Problem description. Count every line below containing "eller"; state the number only.

[Document structure recognition data]
>>>

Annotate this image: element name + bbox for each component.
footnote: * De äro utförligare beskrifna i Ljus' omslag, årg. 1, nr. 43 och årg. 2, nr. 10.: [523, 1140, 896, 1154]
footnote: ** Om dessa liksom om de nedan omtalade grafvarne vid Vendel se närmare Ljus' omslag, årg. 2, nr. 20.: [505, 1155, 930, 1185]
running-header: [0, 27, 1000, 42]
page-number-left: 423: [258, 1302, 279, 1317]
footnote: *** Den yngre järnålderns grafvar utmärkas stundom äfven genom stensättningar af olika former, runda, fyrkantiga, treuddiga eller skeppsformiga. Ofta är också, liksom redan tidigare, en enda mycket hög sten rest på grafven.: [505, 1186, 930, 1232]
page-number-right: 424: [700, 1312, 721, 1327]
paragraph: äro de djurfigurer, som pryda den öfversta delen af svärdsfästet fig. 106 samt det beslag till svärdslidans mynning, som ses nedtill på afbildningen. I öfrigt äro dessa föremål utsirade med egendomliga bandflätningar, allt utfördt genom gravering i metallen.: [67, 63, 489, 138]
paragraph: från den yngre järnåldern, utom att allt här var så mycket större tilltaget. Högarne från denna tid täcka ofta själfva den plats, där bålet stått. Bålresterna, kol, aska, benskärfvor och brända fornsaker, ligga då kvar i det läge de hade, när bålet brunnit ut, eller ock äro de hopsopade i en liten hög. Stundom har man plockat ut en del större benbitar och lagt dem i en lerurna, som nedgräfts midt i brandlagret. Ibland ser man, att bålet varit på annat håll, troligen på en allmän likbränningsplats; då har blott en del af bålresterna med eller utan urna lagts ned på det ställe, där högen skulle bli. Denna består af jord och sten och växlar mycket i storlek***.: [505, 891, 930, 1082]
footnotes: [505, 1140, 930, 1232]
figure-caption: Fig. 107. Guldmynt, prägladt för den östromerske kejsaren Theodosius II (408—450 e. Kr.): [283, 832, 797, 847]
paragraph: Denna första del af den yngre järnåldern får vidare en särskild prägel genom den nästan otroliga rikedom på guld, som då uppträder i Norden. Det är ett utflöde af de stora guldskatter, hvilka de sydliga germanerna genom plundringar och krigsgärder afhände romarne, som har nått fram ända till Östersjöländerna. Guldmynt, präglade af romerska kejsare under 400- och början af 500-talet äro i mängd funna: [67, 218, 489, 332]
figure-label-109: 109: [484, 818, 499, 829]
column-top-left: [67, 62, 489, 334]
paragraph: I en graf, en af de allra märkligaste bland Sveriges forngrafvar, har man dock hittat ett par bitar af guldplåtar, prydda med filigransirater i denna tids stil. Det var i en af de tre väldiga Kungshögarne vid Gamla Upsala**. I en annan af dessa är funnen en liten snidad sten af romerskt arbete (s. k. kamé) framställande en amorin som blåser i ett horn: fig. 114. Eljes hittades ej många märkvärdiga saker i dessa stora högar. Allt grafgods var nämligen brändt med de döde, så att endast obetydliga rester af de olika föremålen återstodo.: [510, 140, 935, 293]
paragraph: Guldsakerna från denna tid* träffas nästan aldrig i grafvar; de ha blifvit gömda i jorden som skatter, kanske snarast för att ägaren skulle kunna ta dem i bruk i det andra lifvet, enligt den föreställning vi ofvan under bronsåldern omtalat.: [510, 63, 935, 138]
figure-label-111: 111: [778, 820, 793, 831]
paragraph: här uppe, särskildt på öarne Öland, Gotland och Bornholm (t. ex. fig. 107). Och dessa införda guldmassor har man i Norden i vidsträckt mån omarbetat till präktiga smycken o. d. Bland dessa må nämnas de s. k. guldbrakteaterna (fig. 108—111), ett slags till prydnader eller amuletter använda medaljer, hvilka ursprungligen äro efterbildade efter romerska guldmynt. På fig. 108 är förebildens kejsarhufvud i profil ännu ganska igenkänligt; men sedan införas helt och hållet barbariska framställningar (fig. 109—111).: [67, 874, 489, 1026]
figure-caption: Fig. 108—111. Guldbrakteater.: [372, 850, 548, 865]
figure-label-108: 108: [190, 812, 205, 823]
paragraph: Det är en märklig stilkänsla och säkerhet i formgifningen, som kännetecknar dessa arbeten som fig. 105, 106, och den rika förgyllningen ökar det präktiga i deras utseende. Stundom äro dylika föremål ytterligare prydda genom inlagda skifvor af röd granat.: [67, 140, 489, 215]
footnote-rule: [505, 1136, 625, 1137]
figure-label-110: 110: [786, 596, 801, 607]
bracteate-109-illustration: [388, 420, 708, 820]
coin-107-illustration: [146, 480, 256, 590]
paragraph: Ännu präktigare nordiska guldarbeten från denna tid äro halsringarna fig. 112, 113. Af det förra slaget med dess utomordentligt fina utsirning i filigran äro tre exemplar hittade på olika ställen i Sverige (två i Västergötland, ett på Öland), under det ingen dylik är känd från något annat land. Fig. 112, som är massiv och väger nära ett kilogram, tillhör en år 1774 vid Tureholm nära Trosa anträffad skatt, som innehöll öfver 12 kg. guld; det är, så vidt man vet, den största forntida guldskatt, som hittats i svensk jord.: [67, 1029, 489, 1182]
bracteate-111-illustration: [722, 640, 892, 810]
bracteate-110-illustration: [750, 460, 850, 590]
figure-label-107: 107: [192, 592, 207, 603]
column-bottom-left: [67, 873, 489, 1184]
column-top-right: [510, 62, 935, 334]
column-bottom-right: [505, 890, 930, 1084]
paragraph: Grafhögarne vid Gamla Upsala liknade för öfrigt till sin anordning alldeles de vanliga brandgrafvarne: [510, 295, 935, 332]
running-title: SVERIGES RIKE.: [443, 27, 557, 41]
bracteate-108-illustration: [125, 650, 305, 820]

<<<

Exercise answer. 3